TASK DIRECTIONS: Determine how many lines in the records below include the word "title" and output that number alone.
MATERIAL FOR THIS EXERCISE Block Start
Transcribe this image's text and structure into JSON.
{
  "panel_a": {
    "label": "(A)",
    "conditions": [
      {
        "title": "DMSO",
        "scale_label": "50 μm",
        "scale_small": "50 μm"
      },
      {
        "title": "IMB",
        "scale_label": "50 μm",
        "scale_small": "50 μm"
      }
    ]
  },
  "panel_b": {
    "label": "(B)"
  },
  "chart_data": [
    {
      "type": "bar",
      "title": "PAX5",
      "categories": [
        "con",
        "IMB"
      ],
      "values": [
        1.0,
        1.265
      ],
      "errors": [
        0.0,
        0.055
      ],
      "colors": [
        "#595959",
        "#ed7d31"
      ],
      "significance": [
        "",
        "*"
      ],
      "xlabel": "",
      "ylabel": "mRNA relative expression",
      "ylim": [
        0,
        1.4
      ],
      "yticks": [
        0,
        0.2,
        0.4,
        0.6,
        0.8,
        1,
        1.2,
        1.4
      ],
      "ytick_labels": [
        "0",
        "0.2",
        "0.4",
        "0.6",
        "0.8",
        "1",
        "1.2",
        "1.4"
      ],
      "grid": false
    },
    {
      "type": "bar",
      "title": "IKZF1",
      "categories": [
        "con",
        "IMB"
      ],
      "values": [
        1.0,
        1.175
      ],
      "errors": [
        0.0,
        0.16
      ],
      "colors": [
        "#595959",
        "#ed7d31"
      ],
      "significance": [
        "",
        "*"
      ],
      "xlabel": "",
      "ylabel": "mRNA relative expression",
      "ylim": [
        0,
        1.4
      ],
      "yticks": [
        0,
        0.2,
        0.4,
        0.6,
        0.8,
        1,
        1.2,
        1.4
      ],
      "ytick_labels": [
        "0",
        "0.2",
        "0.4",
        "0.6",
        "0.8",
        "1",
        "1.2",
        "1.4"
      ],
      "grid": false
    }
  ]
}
MATERIAL FOR THIS EXERCISE Block End
MATERIAL FOR THIS EXERCISE Block Start
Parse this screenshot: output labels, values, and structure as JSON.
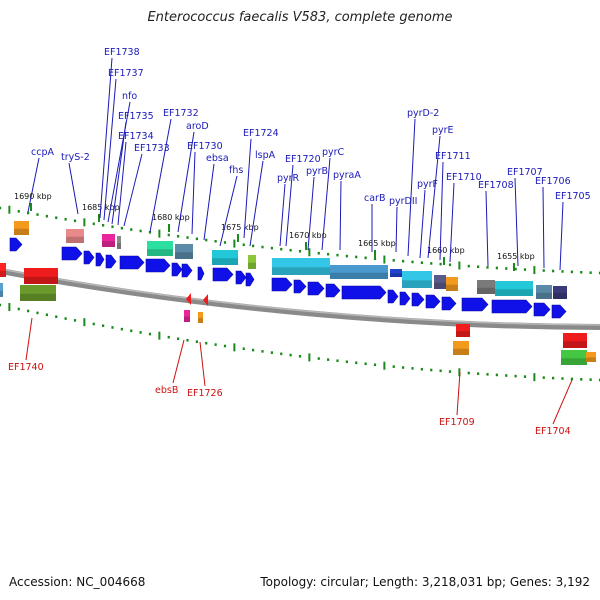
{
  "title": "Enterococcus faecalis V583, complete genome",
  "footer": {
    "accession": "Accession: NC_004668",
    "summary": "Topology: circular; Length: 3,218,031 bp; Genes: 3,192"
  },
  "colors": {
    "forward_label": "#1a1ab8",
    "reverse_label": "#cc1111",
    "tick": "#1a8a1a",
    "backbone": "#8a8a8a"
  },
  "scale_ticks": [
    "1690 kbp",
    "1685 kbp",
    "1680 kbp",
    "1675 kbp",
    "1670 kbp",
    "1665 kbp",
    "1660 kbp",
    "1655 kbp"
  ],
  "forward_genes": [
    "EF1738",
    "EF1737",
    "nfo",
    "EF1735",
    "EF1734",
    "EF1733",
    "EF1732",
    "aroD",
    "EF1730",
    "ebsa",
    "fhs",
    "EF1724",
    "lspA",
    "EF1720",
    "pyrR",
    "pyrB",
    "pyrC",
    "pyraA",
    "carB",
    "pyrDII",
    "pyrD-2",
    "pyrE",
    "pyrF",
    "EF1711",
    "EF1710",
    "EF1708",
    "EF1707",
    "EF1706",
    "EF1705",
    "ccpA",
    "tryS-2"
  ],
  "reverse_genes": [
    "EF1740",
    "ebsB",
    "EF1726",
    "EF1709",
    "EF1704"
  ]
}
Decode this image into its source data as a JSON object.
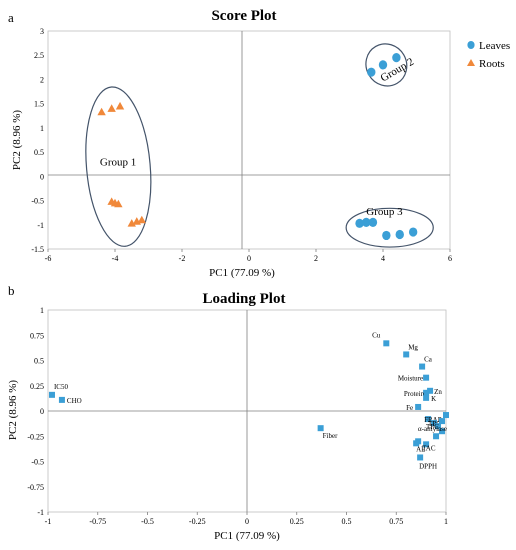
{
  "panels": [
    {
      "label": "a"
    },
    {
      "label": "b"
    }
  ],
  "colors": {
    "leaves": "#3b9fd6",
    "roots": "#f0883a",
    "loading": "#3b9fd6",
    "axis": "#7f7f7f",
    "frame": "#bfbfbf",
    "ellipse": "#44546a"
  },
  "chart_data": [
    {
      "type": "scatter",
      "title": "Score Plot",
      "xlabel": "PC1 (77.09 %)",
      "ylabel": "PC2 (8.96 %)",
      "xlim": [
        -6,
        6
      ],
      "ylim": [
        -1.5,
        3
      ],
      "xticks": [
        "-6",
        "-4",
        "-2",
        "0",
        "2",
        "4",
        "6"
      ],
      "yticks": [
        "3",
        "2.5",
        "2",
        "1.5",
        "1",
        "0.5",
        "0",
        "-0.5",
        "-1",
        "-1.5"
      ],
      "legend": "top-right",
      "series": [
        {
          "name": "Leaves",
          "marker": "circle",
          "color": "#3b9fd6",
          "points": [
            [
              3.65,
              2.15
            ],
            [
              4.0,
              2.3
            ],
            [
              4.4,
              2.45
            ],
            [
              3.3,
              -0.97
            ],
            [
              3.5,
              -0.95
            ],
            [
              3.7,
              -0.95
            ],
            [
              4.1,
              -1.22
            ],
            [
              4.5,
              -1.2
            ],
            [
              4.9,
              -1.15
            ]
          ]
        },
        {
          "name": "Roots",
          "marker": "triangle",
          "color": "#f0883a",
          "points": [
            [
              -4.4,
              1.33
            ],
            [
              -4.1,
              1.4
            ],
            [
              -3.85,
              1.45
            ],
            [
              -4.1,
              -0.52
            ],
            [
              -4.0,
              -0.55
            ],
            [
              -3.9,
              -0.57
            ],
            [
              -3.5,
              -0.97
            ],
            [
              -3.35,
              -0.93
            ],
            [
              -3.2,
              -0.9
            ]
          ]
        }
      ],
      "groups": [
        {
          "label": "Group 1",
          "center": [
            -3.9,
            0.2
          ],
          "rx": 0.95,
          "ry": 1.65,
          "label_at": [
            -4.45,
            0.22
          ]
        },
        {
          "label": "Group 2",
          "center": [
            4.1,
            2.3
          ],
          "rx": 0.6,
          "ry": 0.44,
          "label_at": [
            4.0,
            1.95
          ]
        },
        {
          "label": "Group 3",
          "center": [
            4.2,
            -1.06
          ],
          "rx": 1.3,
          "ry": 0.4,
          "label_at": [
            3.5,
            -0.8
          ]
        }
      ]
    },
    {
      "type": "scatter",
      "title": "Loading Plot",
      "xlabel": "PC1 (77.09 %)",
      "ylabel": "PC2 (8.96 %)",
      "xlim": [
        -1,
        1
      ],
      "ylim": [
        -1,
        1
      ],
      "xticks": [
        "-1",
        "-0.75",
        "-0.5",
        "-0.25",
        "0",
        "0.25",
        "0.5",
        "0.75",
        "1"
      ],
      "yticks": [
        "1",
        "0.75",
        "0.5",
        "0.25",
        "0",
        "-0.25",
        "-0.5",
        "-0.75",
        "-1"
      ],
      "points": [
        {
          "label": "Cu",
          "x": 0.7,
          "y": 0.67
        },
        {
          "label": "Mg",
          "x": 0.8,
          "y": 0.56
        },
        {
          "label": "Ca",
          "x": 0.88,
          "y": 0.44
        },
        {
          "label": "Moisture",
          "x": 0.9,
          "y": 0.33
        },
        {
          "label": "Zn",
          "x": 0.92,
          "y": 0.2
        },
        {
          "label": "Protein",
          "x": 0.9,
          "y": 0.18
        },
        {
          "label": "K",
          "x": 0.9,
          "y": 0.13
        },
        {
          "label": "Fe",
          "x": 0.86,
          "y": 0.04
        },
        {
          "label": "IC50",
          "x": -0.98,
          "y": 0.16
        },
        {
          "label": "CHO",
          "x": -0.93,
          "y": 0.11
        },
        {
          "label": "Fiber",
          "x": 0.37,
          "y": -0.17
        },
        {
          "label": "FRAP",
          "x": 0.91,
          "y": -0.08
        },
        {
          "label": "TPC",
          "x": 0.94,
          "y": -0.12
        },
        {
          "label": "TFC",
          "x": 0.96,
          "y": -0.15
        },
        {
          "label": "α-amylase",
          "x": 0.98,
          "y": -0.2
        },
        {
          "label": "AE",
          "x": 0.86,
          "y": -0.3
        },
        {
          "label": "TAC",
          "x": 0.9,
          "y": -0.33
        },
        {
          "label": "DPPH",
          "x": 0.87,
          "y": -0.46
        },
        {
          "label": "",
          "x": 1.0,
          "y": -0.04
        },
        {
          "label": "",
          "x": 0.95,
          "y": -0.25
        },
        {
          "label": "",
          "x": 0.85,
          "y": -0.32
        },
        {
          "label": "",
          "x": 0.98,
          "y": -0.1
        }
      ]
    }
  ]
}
MATERIAL FOR THIS EXERCISE Block End
MATERIAL FOR THIS EXERCISE Block Start
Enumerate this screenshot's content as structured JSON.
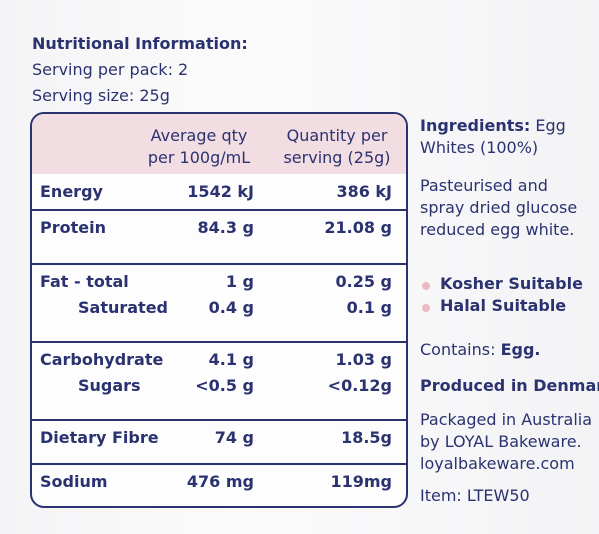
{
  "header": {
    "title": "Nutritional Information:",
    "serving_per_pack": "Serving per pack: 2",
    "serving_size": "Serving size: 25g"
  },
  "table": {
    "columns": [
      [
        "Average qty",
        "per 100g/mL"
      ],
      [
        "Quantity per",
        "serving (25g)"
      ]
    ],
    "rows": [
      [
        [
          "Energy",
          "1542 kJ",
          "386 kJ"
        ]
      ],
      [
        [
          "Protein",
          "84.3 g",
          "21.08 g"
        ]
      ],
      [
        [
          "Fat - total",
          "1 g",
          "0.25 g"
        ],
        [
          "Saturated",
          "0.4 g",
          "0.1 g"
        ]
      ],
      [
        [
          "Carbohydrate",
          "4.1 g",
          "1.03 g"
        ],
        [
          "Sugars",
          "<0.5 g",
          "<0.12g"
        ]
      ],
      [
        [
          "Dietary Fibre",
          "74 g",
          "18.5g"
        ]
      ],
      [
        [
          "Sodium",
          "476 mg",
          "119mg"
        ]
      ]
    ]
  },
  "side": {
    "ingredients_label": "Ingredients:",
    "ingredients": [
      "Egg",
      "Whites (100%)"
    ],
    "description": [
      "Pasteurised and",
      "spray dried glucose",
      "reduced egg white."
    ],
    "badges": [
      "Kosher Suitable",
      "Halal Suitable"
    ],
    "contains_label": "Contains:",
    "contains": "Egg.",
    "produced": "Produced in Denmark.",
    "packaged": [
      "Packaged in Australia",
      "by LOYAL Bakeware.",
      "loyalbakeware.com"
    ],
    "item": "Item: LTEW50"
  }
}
MATERIAL FOR THIS EXERCISE Block End
WRITTEN SOLUTION: 8